Within the material below, find each line bearing the word "message" and present it.

****************

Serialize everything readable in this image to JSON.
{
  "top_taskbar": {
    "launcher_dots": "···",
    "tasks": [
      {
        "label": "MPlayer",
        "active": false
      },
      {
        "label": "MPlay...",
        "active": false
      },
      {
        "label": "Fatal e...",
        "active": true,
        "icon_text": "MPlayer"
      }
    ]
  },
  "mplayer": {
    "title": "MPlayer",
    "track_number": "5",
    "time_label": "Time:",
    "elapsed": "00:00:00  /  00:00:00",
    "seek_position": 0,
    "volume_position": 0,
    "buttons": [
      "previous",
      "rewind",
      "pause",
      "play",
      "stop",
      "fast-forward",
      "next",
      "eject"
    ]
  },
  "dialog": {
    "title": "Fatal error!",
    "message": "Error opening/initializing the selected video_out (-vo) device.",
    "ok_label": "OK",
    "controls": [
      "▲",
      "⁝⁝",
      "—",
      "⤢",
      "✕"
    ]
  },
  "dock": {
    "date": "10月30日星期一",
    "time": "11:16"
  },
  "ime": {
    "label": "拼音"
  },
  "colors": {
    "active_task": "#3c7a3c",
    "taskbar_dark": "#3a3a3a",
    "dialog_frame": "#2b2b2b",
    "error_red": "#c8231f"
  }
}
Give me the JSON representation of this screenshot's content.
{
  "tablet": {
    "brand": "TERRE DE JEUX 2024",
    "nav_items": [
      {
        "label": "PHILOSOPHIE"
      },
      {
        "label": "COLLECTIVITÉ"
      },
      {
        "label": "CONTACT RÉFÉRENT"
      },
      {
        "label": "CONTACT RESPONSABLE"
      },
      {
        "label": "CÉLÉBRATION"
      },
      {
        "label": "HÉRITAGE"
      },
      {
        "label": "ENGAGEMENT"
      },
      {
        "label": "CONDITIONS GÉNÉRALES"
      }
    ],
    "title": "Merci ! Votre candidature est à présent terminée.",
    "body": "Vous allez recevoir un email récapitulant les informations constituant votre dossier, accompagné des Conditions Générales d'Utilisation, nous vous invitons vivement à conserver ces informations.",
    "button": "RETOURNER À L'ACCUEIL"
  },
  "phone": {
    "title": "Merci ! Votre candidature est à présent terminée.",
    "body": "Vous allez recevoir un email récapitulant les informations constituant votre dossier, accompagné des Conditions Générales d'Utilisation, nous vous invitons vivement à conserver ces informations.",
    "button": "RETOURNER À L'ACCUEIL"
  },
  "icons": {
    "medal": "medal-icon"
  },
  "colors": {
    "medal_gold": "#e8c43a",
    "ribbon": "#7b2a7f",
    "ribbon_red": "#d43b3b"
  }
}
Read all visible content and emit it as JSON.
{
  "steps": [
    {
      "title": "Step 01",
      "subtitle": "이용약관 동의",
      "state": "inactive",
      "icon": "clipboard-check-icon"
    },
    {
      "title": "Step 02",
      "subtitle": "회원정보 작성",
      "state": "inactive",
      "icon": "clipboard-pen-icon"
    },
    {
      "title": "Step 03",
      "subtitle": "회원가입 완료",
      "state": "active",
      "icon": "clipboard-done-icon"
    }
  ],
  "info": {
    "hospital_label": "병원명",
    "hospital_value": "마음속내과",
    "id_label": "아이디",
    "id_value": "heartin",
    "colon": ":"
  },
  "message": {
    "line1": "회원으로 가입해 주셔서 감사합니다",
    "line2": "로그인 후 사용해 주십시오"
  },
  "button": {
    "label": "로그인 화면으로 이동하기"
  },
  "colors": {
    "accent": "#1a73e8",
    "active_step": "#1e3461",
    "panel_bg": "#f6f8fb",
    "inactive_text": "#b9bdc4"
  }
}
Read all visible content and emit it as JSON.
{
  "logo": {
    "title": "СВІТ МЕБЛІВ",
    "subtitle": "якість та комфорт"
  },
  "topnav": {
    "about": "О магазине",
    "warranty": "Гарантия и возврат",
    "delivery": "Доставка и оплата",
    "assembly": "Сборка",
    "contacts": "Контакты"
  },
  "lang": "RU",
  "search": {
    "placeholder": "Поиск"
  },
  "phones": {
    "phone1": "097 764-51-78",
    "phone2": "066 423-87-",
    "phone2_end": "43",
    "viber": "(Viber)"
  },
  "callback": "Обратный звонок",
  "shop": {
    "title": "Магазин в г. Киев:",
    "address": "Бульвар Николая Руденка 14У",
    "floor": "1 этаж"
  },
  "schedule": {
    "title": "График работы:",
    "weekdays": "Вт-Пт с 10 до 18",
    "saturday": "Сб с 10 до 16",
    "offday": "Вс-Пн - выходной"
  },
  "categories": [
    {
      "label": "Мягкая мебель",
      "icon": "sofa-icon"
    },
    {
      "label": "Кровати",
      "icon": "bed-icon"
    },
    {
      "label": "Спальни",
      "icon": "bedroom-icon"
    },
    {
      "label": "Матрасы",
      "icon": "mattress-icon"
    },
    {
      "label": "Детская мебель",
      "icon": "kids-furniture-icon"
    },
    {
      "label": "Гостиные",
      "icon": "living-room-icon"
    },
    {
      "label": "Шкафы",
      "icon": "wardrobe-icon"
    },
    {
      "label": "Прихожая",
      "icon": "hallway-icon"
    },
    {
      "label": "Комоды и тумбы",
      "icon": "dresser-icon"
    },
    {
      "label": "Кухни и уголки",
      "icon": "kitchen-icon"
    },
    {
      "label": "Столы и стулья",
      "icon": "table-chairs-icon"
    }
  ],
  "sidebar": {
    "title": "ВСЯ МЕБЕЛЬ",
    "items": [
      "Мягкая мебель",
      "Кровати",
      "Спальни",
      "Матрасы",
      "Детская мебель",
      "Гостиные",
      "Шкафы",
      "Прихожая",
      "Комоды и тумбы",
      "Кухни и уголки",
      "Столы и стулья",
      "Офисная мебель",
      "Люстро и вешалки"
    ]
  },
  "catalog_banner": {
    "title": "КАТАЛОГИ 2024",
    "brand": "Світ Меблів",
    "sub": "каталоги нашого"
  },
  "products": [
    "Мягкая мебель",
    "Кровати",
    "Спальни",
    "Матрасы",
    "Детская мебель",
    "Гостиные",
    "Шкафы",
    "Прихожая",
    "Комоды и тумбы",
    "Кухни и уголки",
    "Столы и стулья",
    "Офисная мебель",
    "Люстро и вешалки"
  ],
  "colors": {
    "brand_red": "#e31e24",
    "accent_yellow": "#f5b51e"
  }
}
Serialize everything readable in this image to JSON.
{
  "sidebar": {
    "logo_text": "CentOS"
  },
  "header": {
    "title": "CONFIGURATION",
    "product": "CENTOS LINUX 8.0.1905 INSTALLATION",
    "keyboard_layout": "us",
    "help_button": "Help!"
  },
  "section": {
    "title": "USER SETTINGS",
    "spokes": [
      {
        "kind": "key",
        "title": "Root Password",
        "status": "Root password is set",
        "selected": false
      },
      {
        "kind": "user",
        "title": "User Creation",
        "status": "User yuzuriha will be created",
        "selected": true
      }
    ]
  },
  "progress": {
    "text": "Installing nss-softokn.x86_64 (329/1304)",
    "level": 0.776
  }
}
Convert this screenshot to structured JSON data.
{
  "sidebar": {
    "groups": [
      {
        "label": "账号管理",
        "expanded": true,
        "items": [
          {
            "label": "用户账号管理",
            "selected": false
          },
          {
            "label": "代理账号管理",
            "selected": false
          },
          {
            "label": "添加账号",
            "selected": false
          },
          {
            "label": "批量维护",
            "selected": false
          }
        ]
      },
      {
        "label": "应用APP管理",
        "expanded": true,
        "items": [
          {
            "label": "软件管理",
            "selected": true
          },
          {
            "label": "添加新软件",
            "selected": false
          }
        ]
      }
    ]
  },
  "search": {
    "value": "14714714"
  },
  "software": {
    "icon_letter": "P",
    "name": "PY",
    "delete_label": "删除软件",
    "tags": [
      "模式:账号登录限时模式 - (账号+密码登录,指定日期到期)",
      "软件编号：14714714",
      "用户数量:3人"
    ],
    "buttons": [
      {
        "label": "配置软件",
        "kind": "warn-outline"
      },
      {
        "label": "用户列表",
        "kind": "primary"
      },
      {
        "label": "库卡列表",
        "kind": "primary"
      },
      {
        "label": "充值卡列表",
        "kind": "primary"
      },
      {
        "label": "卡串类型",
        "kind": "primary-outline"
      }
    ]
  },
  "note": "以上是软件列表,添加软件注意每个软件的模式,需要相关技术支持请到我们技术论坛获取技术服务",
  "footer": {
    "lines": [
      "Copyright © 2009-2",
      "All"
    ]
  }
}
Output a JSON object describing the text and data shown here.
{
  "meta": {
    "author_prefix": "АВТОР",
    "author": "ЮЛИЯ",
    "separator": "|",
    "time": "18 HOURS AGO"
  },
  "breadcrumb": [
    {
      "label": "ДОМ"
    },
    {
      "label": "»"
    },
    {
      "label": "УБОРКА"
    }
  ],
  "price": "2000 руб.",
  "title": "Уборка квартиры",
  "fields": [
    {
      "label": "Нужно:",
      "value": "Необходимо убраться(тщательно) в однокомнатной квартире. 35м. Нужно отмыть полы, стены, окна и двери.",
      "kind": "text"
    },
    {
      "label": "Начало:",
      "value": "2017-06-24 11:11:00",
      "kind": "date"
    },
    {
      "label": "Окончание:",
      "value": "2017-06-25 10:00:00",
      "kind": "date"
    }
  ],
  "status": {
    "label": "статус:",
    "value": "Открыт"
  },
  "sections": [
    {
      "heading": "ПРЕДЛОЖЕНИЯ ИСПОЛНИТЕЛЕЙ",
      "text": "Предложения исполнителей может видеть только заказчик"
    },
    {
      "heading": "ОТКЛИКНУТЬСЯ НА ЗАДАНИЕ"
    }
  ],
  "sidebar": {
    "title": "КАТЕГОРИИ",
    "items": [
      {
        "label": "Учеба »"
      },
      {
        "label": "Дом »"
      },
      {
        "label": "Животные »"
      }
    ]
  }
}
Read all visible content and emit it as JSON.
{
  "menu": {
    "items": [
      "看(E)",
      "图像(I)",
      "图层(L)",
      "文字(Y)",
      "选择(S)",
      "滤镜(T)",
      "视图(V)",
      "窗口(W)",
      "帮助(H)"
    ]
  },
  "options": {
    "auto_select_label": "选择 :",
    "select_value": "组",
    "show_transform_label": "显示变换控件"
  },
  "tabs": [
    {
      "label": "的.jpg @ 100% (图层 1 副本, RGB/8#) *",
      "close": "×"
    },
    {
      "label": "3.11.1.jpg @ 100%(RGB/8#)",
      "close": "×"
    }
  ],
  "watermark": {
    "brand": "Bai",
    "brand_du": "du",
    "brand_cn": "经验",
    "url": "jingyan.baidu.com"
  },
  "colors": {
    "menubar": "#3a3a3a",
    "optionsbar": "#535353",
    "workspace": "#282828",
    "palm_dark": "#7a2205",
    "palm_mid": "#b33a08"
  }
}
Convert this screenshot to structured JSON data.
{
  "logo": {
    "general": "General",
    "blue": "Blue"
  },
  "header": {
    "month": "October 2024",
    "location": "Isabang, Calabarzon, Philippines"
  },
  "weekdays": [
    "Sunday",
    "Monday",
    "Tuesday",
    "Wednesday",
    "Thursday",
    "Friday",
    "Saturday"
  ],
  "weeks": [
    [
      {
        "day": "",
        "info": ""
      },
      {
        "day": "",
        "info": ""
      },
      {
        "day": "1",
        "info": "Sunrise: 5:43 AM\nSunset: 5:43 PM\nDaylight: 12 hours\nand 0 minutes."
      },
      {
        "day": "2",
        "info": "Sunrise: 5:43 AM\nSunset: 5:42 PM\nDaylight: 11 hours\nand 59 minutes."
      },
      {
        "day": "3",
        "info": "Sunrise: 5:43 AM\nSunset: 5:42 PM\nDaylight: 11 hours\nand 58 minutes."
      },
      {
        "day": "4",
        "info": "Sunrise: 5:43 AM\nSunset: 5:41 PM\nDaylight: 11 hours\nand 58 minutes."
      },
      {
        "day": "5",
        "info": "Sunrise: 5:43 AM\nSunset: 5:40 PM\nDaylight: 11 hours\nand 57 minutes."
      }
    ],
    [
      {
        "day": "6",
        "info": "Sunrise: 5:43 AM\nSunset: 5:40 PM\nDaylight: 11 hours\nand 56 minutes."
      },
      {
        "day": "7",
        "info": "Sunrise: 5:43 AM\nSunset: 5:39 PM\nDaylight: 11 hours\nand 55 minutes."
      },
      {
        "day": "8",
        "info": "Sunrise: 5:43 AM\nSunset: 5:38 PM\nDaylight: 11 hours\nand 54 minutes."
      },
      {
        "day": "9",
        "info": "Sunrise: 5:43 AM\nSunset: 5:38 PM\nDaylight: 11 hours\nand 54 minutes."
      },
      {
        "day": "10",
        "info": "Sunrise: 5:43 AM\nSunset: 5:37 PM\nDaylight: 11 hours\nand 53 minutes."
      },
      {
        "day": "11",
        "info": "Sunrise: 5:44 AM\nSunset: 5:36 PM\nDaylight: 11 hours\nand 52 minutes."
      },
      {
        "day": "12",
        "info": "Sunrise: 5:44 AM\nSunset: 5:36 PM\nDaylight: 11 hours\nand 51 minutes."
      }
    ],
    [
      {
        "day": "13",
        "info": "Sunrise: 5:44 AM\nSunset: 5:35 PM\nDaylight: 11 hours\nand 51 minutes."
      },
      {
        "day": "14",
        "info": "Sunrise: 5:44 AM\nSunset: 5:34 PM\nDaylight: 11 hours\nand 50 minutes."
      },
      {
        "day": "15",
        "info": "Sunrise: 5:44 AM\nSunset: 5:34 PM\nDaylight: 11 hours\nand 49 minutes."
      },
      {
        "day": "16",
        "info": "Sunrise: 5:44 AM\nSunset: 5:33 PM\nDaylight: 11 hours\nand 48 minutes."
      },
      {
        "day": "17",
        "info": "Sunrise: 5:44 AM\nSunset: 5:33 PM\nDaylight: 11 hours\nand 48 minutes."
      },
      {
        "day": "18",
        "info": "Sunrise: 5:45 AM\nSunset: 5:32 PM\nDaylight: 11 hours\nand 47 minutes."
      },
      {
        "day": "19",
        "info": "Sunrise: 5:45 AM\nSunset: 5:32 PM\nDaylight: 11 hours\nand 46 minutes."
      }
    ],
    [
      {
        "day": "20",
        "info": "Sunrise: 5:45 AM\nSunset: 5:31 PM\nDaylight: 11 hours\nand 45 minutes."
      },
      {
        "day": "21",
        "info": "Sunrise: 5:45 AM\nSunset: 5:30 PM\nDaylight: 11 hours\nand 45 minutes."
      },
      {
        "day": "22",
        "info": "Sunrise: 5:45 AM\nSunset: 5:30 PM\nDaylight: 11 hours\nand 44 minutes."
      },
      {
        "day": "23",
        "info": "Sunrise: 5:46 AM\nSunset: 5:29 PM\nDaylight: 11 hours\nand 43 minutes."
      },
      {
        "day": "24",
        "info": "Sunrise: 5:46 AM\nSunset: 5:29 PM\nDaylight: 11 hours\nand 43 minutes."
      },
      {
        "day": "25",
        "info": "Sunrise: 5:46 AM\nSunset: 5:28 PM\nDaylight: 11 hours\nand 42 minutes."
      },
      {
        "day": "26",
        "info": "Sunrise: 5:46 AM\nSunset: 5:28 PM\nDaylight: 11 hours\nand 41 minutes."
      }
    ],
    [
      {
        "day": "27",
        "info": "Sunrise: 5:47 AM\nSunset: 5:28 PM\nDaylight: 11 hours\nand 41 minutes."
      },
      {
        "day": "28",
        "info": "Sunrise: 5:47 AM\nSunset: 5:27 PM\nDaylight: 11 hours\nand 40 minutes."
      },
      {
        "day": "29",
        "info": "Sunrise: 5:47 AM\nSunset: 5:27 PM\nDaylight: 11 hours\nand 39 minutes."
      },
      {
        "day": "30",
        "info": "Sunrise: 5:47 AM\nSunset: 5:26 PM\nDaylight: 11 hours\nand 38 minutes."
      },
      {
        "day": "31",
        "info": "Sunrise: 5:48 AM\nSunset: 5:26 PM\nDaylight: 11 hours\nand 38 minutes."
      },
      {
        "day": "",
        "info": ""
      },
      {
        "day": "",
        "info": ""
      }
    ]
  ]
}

****************

## Written response:
    "message": "Error opening/initializing the selected video_out (-vo) device.",
  "message": {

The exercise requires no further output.